What the task asks = Each line below either holds the string "garden" or doesn't. Count those that do and give only the number.

----

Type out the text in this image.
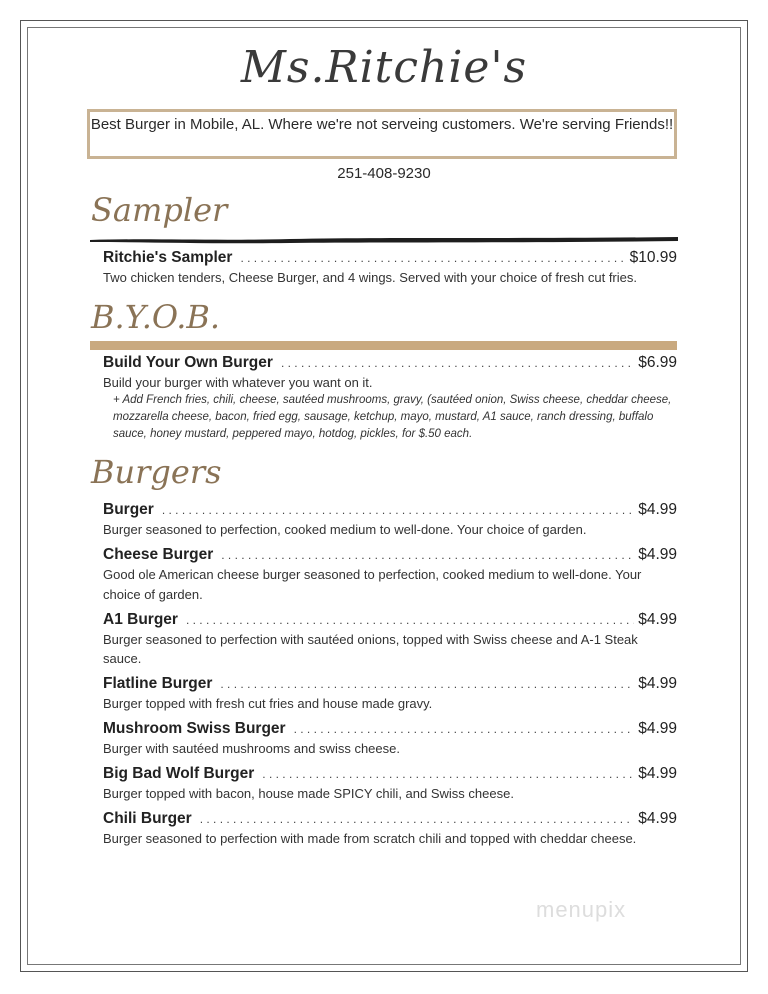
Ms.Ritchie's
Best Burger in Mobile, AL. Where we're not serveing customers. We're serving Friends!!
251-408-9230
Sampler
Ritchie's Sampler . . .	$10.99
Two chicken tenders, Cheese Burger, and 4 wings. Served with your choice of fresh cut fries.
B.Y.O.B.
Build Your Own Burger . . .	$6.99
Build your burger with whatever you want on it.
+ Add French fries, chili, cheese, sautéed mushrooms, gravy, (sautéed onion, Swiss cheese, cheddar cheese, mozzarella cheese, bacon, fried egg, sausage, ketchup, mayo, mustard, A1 sauce, ranch dressing, buffalo sauce, honey mustard, peppered mayo, hotdog, pickles, for $.50 each.
Burgers
Burger . . .	$4.99
Burger seasoned to perfection, cooked medium to well-done. Your choice of garden.
Cheese Burger . . .	$4.99
Good ole American cheese burger seasoned to perfection, cooked medium to well-done. Your choice of garden.
A1 Burger . . .	$4.99
Burger seasoned to perfection with sautéed onions, topped with Swiss cheese and A-1 Steak sauce.
Flatline Burger . . .	$4.99
Burger topped with fresh cut fries and house made gravy.
Mushroom Swiss Burger . . .	$4.99
Burger with sautéed mushrooms and swiss cheese.
Big Bad Wolf Burger . . .	$4.99
Burger topped with bacon, house made SPICY chili, and Swiss cheese.
Chili Burger . . .	$4.99
Burger seasoned to perfection with made from scratch chili and topped with cheddar cheese.
menupix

----

Worked solution = 2